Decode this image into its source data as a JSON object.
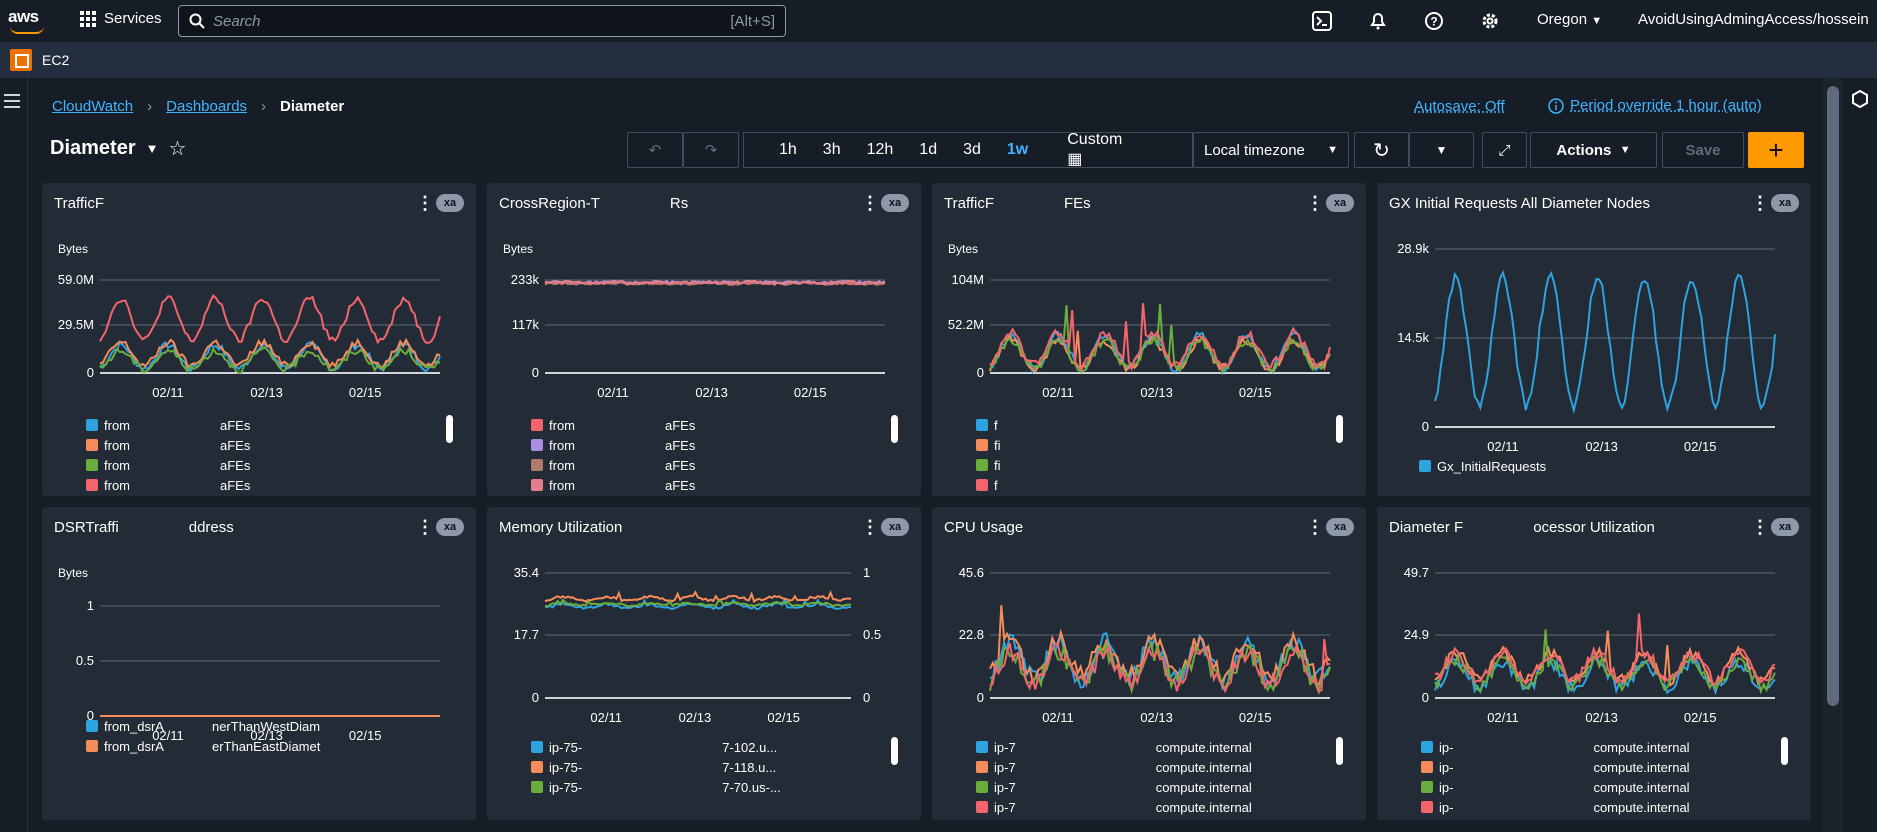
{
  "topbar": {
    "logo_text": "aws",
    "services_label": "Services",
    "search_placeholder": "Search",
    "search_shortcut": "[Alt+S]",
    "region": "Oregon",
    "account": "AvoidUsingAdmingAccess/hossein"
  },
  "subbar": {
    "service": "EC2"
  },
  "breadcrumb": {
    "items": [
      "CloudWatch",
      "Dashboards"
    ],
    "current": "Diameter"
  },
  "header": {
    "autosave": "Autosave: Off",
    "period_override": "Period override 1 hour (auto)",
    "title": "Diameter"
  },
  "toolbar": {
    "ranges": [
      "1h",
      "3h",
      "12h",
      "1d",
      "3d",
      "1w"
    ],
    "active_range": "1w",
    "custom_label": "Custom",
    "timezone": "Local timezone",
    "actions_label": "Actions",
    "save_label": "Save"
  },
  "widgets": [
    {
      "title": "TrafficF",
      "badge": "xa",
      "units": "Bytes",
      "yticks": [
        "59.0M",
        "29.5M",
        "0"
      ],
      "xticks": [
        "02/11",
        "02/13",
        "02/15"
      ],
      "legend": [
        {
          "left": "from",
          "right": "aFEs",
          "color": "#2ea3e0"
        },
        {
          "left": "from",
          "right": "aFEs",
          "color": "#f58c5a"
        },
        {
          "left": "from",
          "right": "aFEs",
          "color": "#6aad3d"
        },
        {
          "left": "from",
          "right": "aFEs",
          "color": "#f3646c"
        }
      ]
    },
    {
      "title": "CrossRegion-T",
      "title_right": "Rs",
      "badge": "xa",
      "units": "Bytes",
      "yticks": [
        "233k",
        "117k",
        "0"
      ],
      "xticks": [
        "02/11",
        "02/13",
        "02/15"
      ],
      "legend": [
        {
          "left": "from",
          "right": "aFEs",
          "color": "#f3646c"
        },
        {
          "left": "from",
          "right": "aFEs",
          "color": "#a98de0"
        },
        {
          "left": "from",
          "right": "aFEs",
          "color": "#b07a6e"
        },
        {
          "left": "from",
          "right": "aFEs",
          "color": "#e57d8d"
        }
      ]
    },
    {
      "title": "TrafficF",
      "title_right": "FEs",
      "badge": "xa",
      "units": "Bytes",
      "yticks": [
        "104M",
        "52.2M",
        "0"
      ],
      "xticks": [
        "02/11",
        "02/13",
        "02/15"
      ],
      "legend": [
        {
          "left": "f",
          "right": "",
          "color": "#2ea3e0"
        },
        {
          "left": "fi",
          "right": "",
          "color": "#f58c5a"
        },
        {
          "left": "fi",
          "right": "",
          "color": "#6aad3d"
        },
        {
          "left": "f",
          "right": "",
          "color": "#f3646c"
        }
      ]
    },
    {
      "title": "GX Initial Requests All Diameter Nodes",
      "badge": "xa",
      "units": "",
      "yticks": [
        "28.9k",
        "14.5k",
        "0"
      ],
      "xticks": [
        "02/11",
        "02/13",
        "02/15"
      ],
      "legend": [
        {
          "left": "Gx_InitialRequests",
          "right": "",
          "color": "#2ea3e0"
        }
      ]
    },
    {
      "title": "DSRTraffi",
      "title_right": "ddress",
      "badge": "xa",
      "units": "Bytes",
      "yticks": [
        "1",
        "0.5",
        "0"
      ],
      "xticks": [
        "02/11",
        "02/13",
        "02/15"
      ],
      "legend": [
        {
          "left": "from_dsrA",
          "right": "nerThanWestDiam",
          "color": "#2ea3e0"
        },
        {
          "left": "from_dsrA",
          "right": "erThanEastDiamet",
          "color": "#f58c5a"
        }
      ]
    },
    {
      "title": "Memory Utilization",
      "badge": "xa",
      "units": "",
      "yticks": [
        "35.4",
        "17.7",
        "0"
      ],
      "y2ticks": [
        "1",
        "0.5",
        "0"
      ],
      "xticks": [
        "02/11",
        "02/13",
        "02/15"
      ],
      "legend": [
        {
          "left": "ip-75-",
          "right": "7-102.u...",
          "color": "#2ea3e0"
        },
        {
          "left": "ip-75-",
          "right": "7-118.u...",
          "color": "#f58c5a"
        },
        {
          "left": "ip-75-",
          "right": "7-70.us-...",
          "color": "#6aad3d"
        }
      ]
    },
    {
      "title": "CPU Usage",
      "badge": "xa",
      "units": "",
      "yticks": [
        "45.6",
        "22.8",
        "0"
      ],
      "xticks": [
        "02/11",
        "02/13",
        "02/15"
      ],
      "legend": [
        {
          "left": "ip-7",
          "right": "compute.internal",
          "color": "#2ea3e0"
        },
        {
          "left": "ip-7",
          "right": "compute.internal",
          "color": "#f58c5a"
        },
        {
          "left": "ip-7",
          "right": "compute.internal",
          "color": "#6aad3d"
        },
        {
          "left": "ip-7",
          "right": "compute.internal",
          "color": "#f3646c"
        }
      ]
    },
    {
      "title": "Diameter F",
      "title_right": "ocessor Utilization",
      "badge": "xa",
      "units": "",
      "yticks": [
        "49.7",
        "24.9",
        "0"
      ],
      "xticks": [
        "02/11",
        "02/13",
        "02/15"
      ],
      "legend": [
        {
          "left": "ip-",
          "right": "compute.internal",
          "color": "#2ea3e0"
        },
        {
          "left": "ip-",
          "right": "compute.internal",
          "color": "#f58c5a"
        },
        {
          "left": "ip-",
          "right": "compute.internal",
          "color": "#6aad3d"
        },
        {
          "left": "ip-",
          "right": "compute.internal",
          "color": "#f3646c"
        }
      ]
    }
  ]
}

▬▬▬

→ **Your objective**:
Repeat the material verbatim. Do not carry over any picture.

→ **Solution for this problem**:
Decode this image into its source data as a JSON object.
{
  "topbar": {
    "logo_text": "aws",
    "services_label": "Services",
    "search_placeholder": "Search",
    "search_shortcut": "[Alt+S]",
    "region": "Oregon",
    "account": "AvoidUsingAdmingAccess/hossein"
  },
  "subbar": {
    "service": "EC2"
  },
  "breadcrumb": {
    "items": [
      "CloudWatch",
      "Dashboards"
    ],
    "current": "Diameter"
  },
  "header": {
    "autosave": "Autosave: Off",
    "period_override": "Period override 1 hour (auto)",
    "title": "Diameter"
  },
  "toolbar": {
    "ranges": [
      "1h",
      "3h",
      "12h",
      "1d",
      "3d",
      "1w"
    ],
    "active_range": "1w",
    "custom_label": "Custom",
    "timezone": "Local timezone",
    "actions_label": "Actions",
    "save_label": "Save"
  },
  "widgets": [
    {
      "title": "TrafficF",
      "badge": "xa",
      "units": "Bytes",
      "yticks": [
        "59.0M",
        "29.5M",
        "0"
      ],
      "xticks": [
        "02/11",
        "02/13",
        "02/15"
      ],
      "legend": [
        {
          "left": "from",
          "right": "aFEs",
          "color": "#2ea3e0"
        },
        {
          "left": "from",
          "right": "aFEs",
          "color": "#f58c5a"
        },
        {
          "left": "from",
          "right": "aFEs",
          "color": "#6aad3d"
        },
        {
          "left": "from",
          "right": "aFEs",
          "color": "#f3646c"
        }
      ]
    },
    {
      "title": "CrossRegion-T",
      "title_right": "Rs",
      "badge": "xa",
      "units": "Bytes",
      "yticks": [
        "233k",
        "117k",
        "0"
      ],
      "xticks": [
        "02/11",
        "02/13",
        "02/15"
      ],
      "legend": [
        {
          "left": "from",
          "right": "aFEs",
          "color": "#f3646c"
        },
        {
          "left": "from",
          "right": "aFEs",
          "color": "#a98de0"
        },
        {
          "left": "from",
          "right": "aFEs",
          "color": "#b07a6e"
        },
        {
          "left": "from",
          "right": "aFEs",
          "color": "#e57d8d"
        }
      ]
    },
    {
      "title": "TrafficF",
      "title_right": "FEs",
      "badge": "xa",
      "units": "Bytes",
      "yticks": [
        "104M",
        "52.2M",
        "0"
      ],
      "xticks": [
        "02/11",
        "02/13",
        "02/15"
      ],
      "legend": [
        {
          "left": "f",
          "right": "",
          "color": "#2ea3e0"
        },
        {
          "left": "fi",
          "right": "",
          "color": "#f58c5a"
        },
        {
          "left": "fi",
          "right": "",
          "color": "#6aad3d"
        },
        {
          "left": "f",
          "right": "",
          "color": "#f3646c"
        }
      ]
    },
    {
      "title": "GX Initial Requests All Diameter Nodes",
      "badge": "xa",
      "units": "",
      "yticks": [
        "28.9k",
        "14.5k",
        "0"
      ],
      "xticks": [
        "02/11",
        "02/13",
        "02/15"
      ],
      "legend": [
        {
          "left": "Gx_InitialRequests",
          "right": "",
          "color": "#2ea3e0"
        }
      ]
    },
    {
      "title": "DSRTraffi",
      "title_right": "ddress",
      "badge": "xa",
      "units": "Bytes",
      "yticks": [
        "1",
        "0.5",
        "0"
      ],
      "xticks": [
        "02/11",
        "02/13",
        "02/15"
      ],
      "legend": [
        {
          "left": "from_dsrA",
          "right": "nerThanWestDiam",
          "color": "#2ea3e0"
        },
        {
          "left": "from_dsrA",
          "right": "erThanEastDiamet",
          "color": "#f58c5a"
        }
      ]
    },
    {
      "title": "Memory Utilization",
      "badge": "xa",
      "units": "",
      "yticks": [
        "35.4",
        "17.7",
        "0"
      ],
      "y2ticks": [
        "1",
        "0.5",
        "0"
      ],
      "xticks": [
        "02/11",
        "02/13",
        "02/15"
      ],
      "legend": [
        {
          "left": "ip-75-",
          "right": "7-102.u...",
          "color": "#2ea3e0"
        },
        {
          "left": "ip-75-",
          "right": "7-118.u...",
          "color": "#f58c5a"
        },
        {
          "left": "ip-75-",
          "right": "7-70.us-...",
          "color": "#6aad3d"
        }
      ]
    },
    {
      "title": "CPU Usage",
      "badge": "xa",
      "units": "",
      "yticks": [
        "45.6",
        "22.8",
        "0"
      ],
      "xticks": [
        "02/11",
        "02/13",
        "02/15"
      ],
      "legend": [
        {
          "left": "ip-7",
          "right": "compute.internal",
          "color": "#2ea3e0"
        },
        {
          "left": "ip-7",
          "right": "compute.internal",
          "color": "#f58c5a"
        },
        {
          "left": "ip-7",
          "right": "compute.internal",
          "color": "#6aad3d"
        },
        {
          "left": "ip-7",
          "right": "compute.internal",
          "color": "#f3646c"
        }
      ]
    },
    {
      "title": "Diameter F",
      "title_right": "ocessor Utilization",
      "badge": "xa",
      "units": "",
      "yticks": [
        "49.7",
        "24.9",
        "0"
      ],
      "xticks": [
        "02/11",
        "02/13",
        "02/15"
      ],
      "legend": [
        {
          "left": "ip-",
          "right": "compute.internal",
          "color": "#2ea3e0"
        },
        {
          "left": "ip-",
          "right": "compute.internal",
          "color": "#f58c5a"
        },
        {
          "left": "ip-",
          "right": "compute.internal",
          "color": "#6aad3d"
        },
        {
          "left": "ip-",
          "right": "compute.internal",
          "color": "#f3646c"
        }
      ]
    }
  ]
}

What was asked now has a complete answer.